Return the material exactly as supplied, apart from the pictures, which are omitted.

===== Exercise data =====

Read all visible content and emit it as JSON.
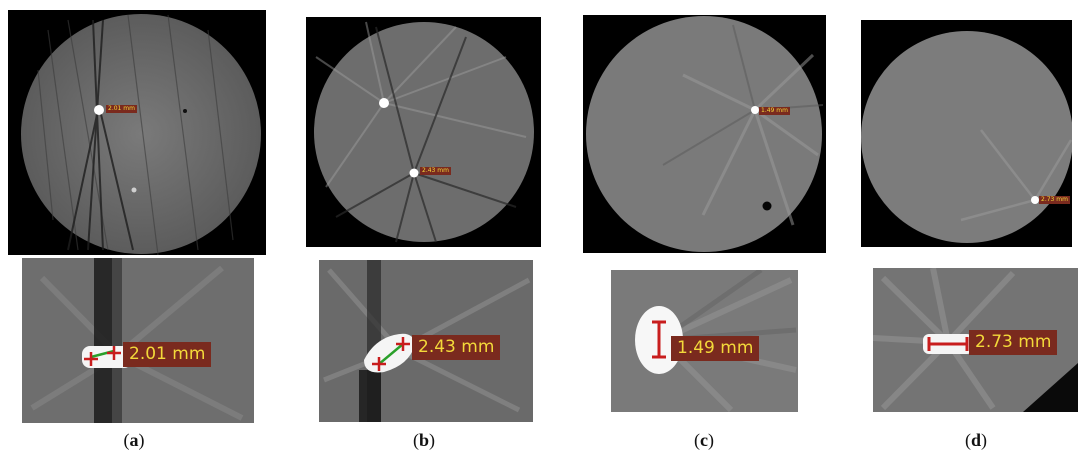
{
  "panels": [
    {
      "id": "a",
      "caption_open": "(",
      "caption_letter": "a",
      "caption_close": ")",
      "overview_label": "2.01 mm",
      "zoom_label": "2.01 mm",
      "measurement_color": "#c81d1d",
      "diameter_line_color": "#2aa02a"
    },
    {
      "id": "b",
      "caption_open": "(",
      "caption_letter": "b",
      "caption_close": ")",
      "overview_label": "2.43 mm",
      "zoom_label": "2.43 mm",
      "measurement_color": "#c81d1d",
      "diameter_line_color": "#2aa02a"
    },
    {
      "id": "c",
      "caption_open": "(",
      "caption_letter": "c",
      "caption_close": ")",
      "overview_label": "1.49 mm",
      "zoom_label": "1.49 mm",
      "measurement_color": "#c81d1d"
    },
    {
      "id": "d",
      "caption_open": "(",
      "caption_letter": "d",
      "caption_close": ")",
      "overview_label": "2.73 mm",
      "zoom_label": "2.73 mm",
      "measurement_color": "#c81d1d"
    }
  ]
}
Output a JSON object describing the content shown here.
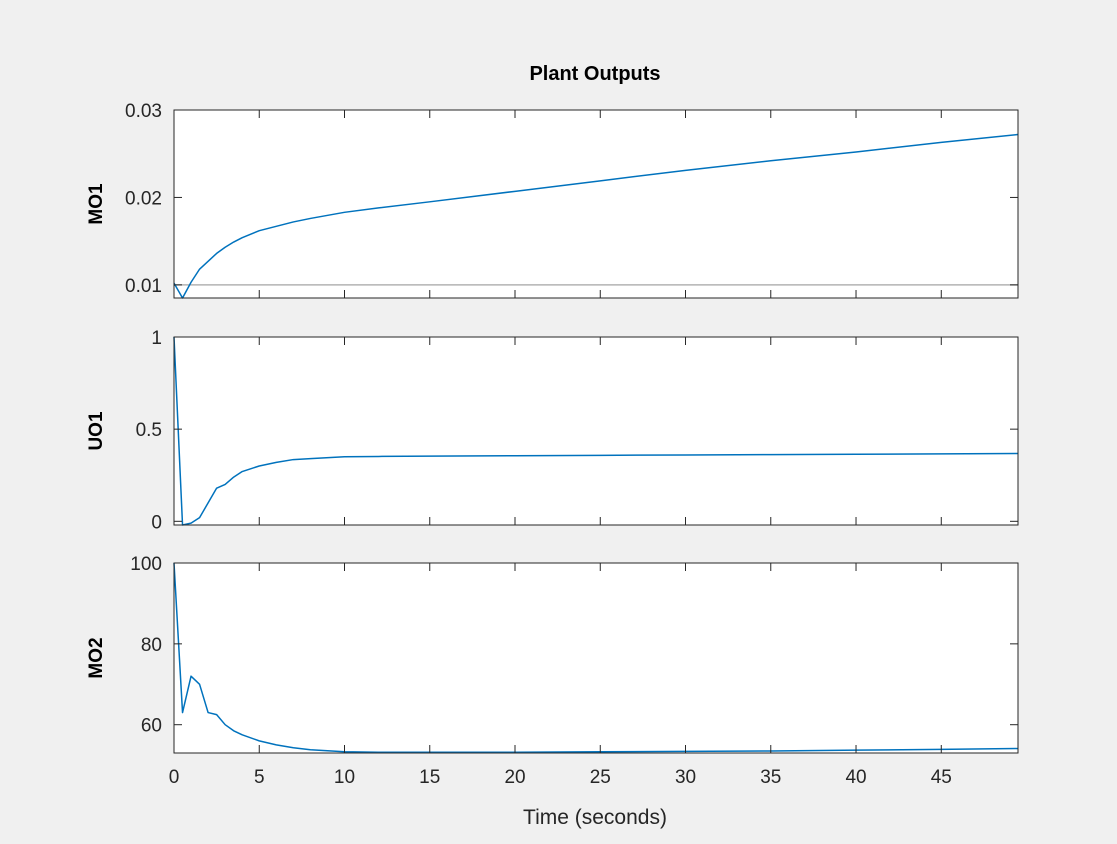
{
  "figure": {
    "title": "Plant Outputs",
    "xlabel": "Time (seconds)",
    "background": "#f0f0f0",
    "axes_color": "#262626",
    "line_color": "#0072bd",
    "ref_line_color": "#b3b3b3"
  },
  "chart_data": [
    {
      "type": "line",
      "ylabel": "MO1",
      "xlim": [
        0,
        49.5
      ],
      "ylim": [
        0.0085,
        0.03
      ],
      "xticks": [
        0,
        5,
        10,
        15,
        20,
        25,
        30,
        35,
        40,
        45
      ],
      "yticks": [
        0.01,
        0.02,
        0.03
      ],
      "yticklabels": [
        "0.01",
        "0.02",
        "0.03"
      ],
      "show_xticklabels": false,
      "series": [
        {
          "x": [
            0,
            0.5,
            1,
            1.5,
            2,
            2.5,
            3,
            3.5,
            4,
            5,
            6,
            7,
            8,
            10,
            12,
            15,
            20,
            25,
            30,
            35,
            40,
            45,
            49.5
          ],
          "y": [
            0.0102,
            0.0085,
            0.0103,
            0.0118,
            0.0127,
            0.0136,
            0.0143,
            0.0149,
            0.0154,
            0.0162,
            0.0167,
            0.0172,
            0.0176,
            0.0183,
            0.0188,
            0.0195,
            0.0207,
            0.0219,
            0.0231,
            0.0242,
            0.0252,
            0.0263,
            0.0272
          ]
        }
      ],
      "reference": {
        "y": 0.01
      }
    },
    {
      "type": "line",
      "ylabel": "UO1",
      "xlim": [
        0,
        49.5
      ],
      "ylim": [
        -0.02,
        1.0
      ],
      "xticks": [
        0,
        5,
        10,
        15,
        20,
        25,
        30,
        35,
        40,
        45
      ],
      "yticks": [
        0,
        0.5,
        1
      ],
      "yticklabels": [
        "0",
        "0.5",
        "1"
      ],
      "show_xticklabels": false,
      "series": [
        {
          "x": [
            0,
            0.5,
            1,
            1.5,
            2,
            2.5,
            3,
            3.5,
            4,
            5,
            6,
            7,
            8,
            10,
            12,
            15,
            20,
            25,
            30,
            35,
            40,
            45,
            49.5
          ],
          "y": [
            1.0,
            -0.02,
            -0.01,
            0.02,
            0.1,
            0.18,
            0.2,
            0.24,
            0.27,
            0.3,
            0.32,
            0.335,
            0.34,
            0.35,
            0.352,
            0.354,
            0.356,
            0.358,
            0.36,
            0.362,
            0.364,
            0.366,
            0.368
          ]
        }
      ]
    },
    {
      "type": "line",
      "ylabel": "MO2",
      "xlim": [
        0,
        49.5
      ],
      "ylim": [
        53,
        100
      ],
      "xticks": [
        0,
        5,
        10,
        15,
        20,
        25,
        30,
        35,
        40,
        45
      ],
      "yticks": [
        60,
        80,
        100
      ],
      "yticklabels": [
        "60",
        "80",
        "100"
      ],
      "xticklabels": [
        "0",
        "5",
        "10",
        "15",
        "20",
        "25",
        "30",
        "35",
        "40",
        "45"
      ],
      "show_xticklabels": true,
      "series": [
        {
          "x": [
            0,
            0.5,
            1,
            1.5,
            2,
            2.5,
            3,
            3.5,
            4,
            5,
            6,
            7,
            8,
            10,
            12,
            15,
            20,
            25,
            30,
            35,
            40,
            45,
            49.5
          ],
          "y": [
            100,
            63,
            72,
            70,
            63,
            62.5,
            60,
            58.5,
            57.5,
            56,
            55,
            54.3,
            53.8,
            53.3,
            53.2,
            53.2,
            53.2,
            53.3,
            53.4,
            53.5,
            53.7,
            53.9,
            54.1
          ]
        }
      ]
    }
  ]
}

=====

Output of the task:
Read all visible content and emit it as JSON.
{
  "panels": [
    {
      "id": "a",
      "caption_open": "(",
      "caption_letter": "a",
      "caption_close": ")",
      "overview_label": "2.01 mm",
      "zoom_label": "2.01 mm",
      "measurement_color": "#c81d1d",
      "diameter_line_color": "#2aa02a"
    },
    {
      "id": "b",
      "caption_open": "(",
      "caption_letter": "b",
      "caption_close": ")",
      "overview_label": "2.43 mm",
      "zoom_label": "2.43 mm",
      "measurement_color": "#c81d1d",
      "diameter_line_color": "#2aa02a"
    },
    {
      "id": "c",
      "caption_open": "(",
      "caption_letter": "c",
      "caption_close": ")",
      "overview_label": "1.49 mm",
      "zoom_label": "1.49 mm",
      "measurement_color": "#c81d1d"
    },
    {
      "id": "d",
      "caption_open": "(",
      "caption_letter": "d",
      "caption_close": ")",
      "overview_label": "2.73 mm",
      "zoom_label": "2.73 mm",
      "measurement_color": "#c81d1d"
    }
  ]
}
Output a JSON object describing the content shown here.
{
  "figure": {
    "title": "Plant Outputs",
    "xlabel": "Time (seconds)",
    "background": "#f0f0f0",
    "axes_color": "#262626",
    "line_color": "#0072bd",
    "ref_line_color": "#b3b3b3"
  },
  "chart_data": [
    {
      "type": "line",
      "ylabel": "MO1",
      "xlim": [
        0,
        49.5
      ],
      "ylim": [
        0.0085,
        0.03
      ],
      "xticks": [
        0,
        5,
        10,
        15,
        20,
        25,
        30,
        35,
        40,
        45
      ],
      "yticks": [
        0.01,
        0.02,
        0.03
      ],
      "yticklabels": [
        "0.01",
        "0.02",
        "0.03"
      ],
      "show_xticklabels": false,
      "series": [
        {
          "x": [
            0,
            0.5,
            1,
            1.5,
            2,
            2.5,
            3,
            3.5,
            4,
            5,
            6,
            7,
            8,
            10,
            12,
            15,
            20,
            25,
            30,
            35,
            40,
            45,
            49.5
          ],
          "y": [
            0.0102,
            0.0085,
            0.0103,
            0.0118,
            0.0127,
            0.0136,
            0.0143,
            0.0149,
            0.0154,
            0.0162,
            0.0167,
            0.0172,
            0.0176,
            0.0183,
            0.0188,
            0.0195,
            0.0207,
            0.0219,
            0.0231,
            0.0242,
            0.0252,
            0.0263,
            0.0272
          ]
        }
      ],
      "reference": {
        "y": 0.01
      }
    },
    {
      "type": "line",
      "ylabel": "UO1",
      "xlim": [
        0,
        49.5
      ],
      "ylim": [
        -0.02,
        1.0
      ],
      "xticks": [
        0,
        5,
        10,
        15,
        20,
        25,
        30,
        35,
        40,
        45
      ],
      "yticks": [
        0,
        0.5,
        1
      ],
      "yticklabels": [
        "0",
        "0.5",
        "1"
      ],
      "show_xticklabels": false,
      "series": [
        {
          "x": [
            0,
            0.5,
            1,
            1.5,
            2,
            2.5,
            3,
            3.5,
            4,
            5,
            6,
            7,
            8,
            10,
            12,
            15,
            20,
            25,
            30,
            35,
            40,
            45,
            49.5
          ],
          "y": [
            1.0,
            -0.02,
            -0.01,
            0.02,
            0.1,
            0.18,
            0.2,
            0.24,
            0.27,
            0.3,
            0.32,
            0.335,
            0.34,
            0.35,
            0.352,
            0.354,
            0.356,
            0.358,
            0.36,
            0.362,
            0.364,
            0.366,
            0.368
          ]
        }
      ]
    },
    {
      "type": "line",
      "ylabel": "MO2",
      "xlim": [
        0,
        49.5
      ],
      "ylim": [
        53,
        100
      ],
      "xticks": [
        0,
        5,
        10,
        15,
        20,
        25,
        30,
        35,
        40,
        45
      ],
      "yticks": [
        60,
        80,
        100
      ],
      "yticklabels": [
        "60",
        "80",
        "100"
      ],
      "xticklabels": [
        "0",
        "5",
        "10",
        "15",
        "20",
        "25",
        "30",
        "35",
        "40",
        "45"
      ],
      "show_xticklabels": true,
      "series": [
        {
          "x": [
            0,
            0.5,
            1,
            1.5,
            2,
            2.5,
            3,
            3.5,
            4,
            5,
            6,
            7,
            8,
            10,
            12,
            15,
            20,
            25,
            30,
            35,
            40,
            45,
            49.5
          ],
          "y": [
            100,
            63,
            72,
            70,
            63,
            62.5,
            60,
            58.5,
            57.5,
            56,
            55,
            54.3,
            53.8,
            53.3,
            53.2,
            53.2,
            53.2,
            53.3,
            53.4,
            53.5,
            53.7,
            53.9,
            54.1
          ]
        }
      ]
    }
  ]
}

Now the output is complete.